# WRITTEN EXERCISE
In the listing that follows, how many lines contain the string "name"? Provide only the number.

(Figure record listings)

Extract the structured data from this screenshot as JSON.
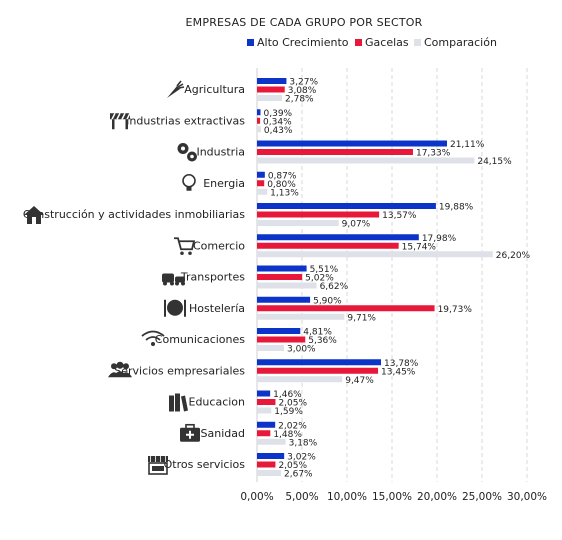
{
  "chart_data": {
    "type": "bar",
    "orientation": "horizontal",
    "title": "EMPRESAS DE CADA GRUPO POR SECTOR",
    "legend_position": "top",
    "xlim": [
      0,
      30
    ],
    "x_ticks": [
      0,
      5,
      10,
      15,
      20,
      25,
      30
    ],
    "x_tick_labels": [
      "0,00%",
      "5,00%",
      "10,00%",
      "15,00%",
      "20,00%",
      "25,00%",
      "30,00%"
    ],
    "grid": true,
    "categories": [
      "Agricultura",
      "Industrias extractivas",
      "Industria",
      "Energia",
      "Construcción y actividades inmobiliarias",
      "Comercio",
      "Transportes",
      "Hostelería",
      "Comunicaciones",
      "Servicios empresariales",
      "Educacion",
      "Sanidad",
      "Otros servicios"
    ],
    "category_icons": [
      "carrot-icon",
      "barrier-icon",
      "gears-icon",
      "lightbulb-icon",
      "house-icon",
      "shopping-cart-icon",
      "vehicles-icon",
      "plate-cutlery-icon",
      "wifi-icon",
      "people-icon",
      "books-icon",
      "medical-case-icon",
      "storefront-icon"
    ],
    "series": [
      {
        "name": "Alto  Crecimiento",
        "color": "#0d34c8",
        "values": [
          3.27,
          0.39,
          21.11,
          0.87,
          19.88,
          17.98,
          5.51,
          5.9,
          4.81,
          13.78,
          1.46,
          2.02,
          3.02
        ],
        "labels": [
          "3,27%",
          "0,39%",
          "21,11%",
          "0,87%",
          "19,88%",
          "17,98%",
          "5,51%",
          "5,90%",
          "4,81%",
          "13,78%",
          "1,46%",
          "2,02%",
          "3,02%"
        ]
      },
      {
        "name": "Gacelas",
        "color": "#e8183a",
        "values": [
          3.08,
          0.34,
          17.33,
          0.8,
          13.57,
          15.74,
          5.02,
          19.73,
          5.36,
          13.45,
          2.05,
          1.48,
          2.05
        ],
        "labels": [
          "3,08%",
          "0,34%",
          "17,33%",
          "0,80%",
          "13,57%",
          "15,74%",
          "5,02%",
          "19,73%",
          "5,36%",
          "13,45%",
          "2,05%",
          "1,48%",
          "2,05%"
        ]
      },
      {
        "name": "Comparación",
        "color": "#dfe1e8",
        "values": [
          2.78,
          0.43,
          24.15,
          1.13,
          9.07,
          26.2,
          6.62,
          9.71,
          3.0,
          9.47,
          1.59,
          3.18,
          2.67
        ],
        "labels": [
          "2,78%",
          "0,43%",
          "24,15%",
          "1,13%",
          "9,07%",
          "26,20%",
          "6,62%",
          "9,71%",
          "3,00%",
          "9,47%",
          "1,59%",
          "3,18%",
          "2,67%"
        ]
      }
    ]
  }
}
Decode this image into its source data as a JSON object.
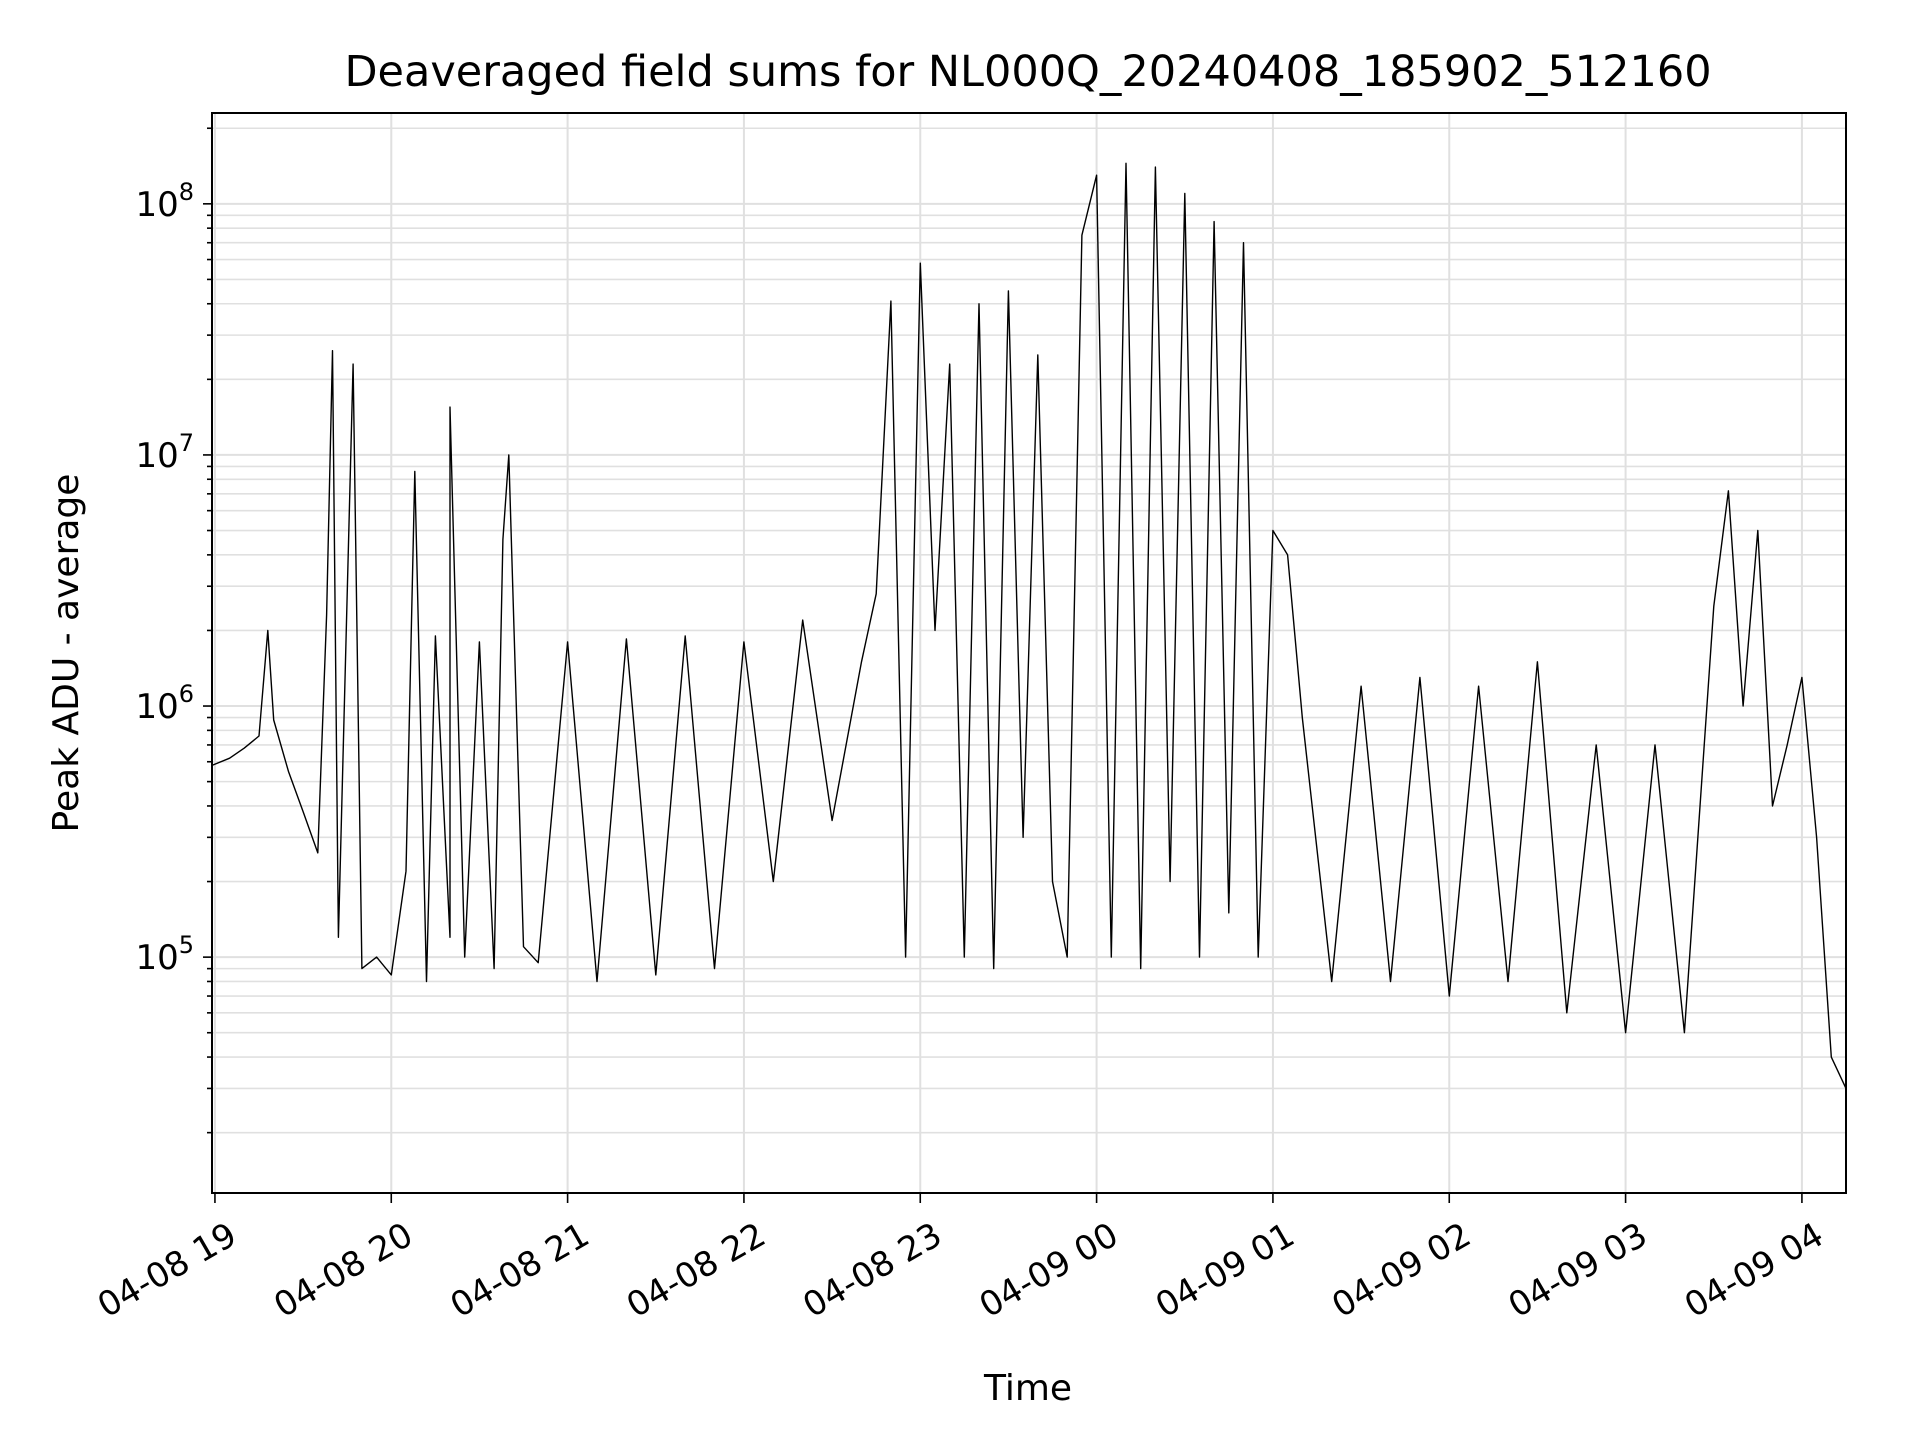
{
  "chart_data": {
    "type": "line",
    "title": "Deaveraged field sums for NL000Q_20240408_185902_512160",
    "xlabel": "Time",
    "ylabel": "Peak ADU - average",
    "yscale": "log",
    "ylim": [
      11500,
      230000000
    ],
    "xlim": [
      "2024-04-08 18:59",
      "2024-04-09 04:15"
    ],
    "grid": true,
    "line_color": "#000000",
    "grid_color": "#e0e0e0",
    "x_ticks": [
      {
        "t": "2024-04-08 19:00",
        "label": "04-08 19"
      },
      {
        "t": "2024-04-08 20:00",
        "label": "04-08 20"
      },
      {
        "t": "2024-04-08 21:00",
        "label": "04-08 21"
      },
      {
        "t": "2024-04-08 22:00",
        "label": "04-08 22"
      },
      {
        "t": "2024-04-08 23:00",
        "label": "04-08 23"
      },
      {
        "t": "2024-04-09 00:00",
        "label": "04-09 00"
      },
      {
        "t": "2024-04-09 01:00",
        "label": "04-09 01"
      },
      {
        "t": "2024-04-09 02:00",
        "label": "04-09 02"
      },
      {
        "t": "2024-04-09 03:00",
        "label": "04-09 03"
      },
      {
        "t": "2024-04-09 04:00",
        "label": "04-09 04"
      }
    ],
    "y_ticks": [
      {
        "value": 100000,
        "base": "10",
        "exp": "5"
      },
      {
        "value": 1000000,
        "base": "10",
        "exp": "6"
      },
      {
        "value": 10000000,
        "base": "10",
        "exp": "7"
      },
      {
        "value": 100000000,
        "base": "10",
        "exp": "8"
      }
    ],
    "series": [
      {
        "points": [
          [
            "2024-04-08 18:59",
            580000
          ],
          [
            "2024-04-08 19:05",
            620000
          ],
          [
            "2024-04-08 19:10",
            680000
          ],
          [
            "2024-04-08 19:15",
            760000
          ],
          [
            "2024-04-08 19:18",
            2000000
          ],
          [
            "2024-04-08 19:20",
            880000
          ],
          [
            "2024-04-08 19:25",
            550000
          ],
          [
            "2024-04-08 19:30",
            380000
          ],
          [
            "2024-04-08 19:35",
            260000
          ],
          [
            "2024-04-08 19:38",
            2300000
          ],
          [
            "2024-04-08 19:40",
            26000000
          ],
          [
            "2024-04-08 19:42",
            120000
          ],
          [
            "2024-04-08 19:47",
            23000000
          ],
          [
            "2024-04-08 19:50",
            90000
          ],
          [
            "2024-04-08 19:55",
            100000
          ],
          [
            "2024-04-08 20:00",
            85000
          ],
          [
            "2024-04-08 20:05",
            220000
          ],
          [
            "2024-04-08 20:08",
            8600000
          ],
          [
            "2024-04-08 20:12",
            80000
          ],
          [
            "2024-04-08 20:15",
            1900000
          ],
          [
            "2024-04-08 20:20",
            120000
          ],
          [
            "2024-04-08 20:20",
            15500000
          ],
          [
            "2024-04-08 20:25",
            100000
          ],
          [
            "2024-04-08 20:30",
            1800000
          ],
          [
            "2024-04-08 20:35",
            90000
          ],
          [
            "2024-04-08 20:38",
            4600000
          ],
          [
            "2024-04-08 20:40",
            10000000
          ],
          [
            "2024-04-08 20:45",
            110000
          ],
          [
            "2024-04-08 20:50",
            95000
          ],
          [
            "2024-04-08 21:00",
            1800000
          ],
          [
            "2024-04-08 21:10",
            80000
          ],
          [
            "2024-04-08 21:20",
            1850000
          ],
          [
            "2024-04-08 21:30",
            85000
          ],
          [
            "2024-04-08 21:40",
            1900000
          ],
          [
            "2024-04-08 21:50",
            90000
          ],
          [
            "2024-04-08 22:00",
            1800000
          ],
          [
            "2024-04-08 22:10",
            200000
          ],
          [
            "2024-04-08 22:20",
            2200000
          ],
          [
            "2024-04-08 22:30",
            350000
          ],
          [
            "2024-04-08 22:40",
            1500000
          ],
          [
            "2024-04-08 22:45",
            2800000
          ],
          [
            "2024-04-08 22:50",
            41000000
          ],
          [
            "2024-04-08 22:55",
            100000
          ],
          [
            "2024-04-08 23:00",
            58000000
          ],
          [
            "2024-04-08 23:05",
            2000000
          ],
          [
            "2024-04-08 23:10",
            23000000
          ],
          [
            "2024-04-08 23:15",
            100000
          ],
          [
            "2024-04-08 23:20",
            40000000
          ],
          [
            "2024-04-08 23:25",
            90000
          ],
          [
            "2024-04-08 23:30",
            45000000
          ],
          [
            "2024-04-08 23:35",
            300000
          ],
          [
            "2024-04-08 23:40",
            25000000
          ],
          [
            "2024-04-08 23:45",
            200000
          ],
          [
            "2024-04-08 23:50",
            100000
          ],
          [
            "2024-04-08 23:55",
            75000000
          ],
          [
            "2024-04-09 00:00",
            130000000
          ],
          [
            "2024-04-09 00:05",
            100000
          ],
          [
            "2024-04-09 00:10",
            145000000
          ],
          [
            "2024-04-09 00:15",
            90000
          ],
          [
            "2024-04-09 00:20",
            140000000
          ],
          [
            "2024-04-09 00:25",
            200000
          ],
          [
            "2024-04-09 00:30",
            110000000
          ],
          [
            "2024-04-09 00:35",
            100000
          ],
          [
            "2024-04-09 00:40",
            85000000
          ],
          [
            "2024-04-09 00:45",
            150000
          ],
          [
            "2024-04-09 00:50",
            70000000
          ],
          [
            "2024-04-09 00:55",
            100000
          ],
          [
            "2024-04-09 01:00",
            5000000
          ],
          [
            "2024-04-09 01:05",
            4000000
          ],
          [
            "2024-04-09 01:10",
            900000
          ],
          [
            "2024-04-09 01:20",
            80000
          ],
          [
            "2024-04-09 01:30",
            1200000
          ],
          [
            "2024-04-09 01:40",
            80000
          ],
          [
            "2024-04-09 01:50",
            1300000
          ],
          [
            "2024-04-09 02:00",
            70000
          ],
          [
            "2024-04-09 02:10",
            1200000
          ],
          [
            "2024-04-09 02:20",
            80000
          ],
          [
            "2024-04-09 02:30",
            1500000
          ],
          [
            "2024-04-09 02:40",
            60000
          ],
          [
            "2024-04-09 02:50",
            700000
          ],
          [
            "2024-04-09 03:00",
            50000
          ],
          [
            "2024-04-09 03:10",
            700000
          ],
          [
            "2024-04-09 03:20",
            50000
          ],
          [
            "2024-04-09 03:30",
            2500000
          ],
          [
            "2024-04-09 03:35",
            7200000
          ],
          [
            "2024-04-09 03:40",
            1000000
          ],
          [
            "2024-04-09 03:45",
            5000000
          ],
          [
            "2024-04-09 03:50",
            400000
          ],
          [
            "2024-04-09 03:55",
            700000
          ],
          [
            "2024-04-09 04:00",
            1300000
          ],
          [
            "2024-04-09 04:05",
            300000
          ],
          [
            "2024-04-09 04:10",
            40000
          ],
          [
            "2024-04-09 04:15",
            30000
          ]
        ]
      }
    ]
  }
}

# REPLY TO THE EXERCISE
3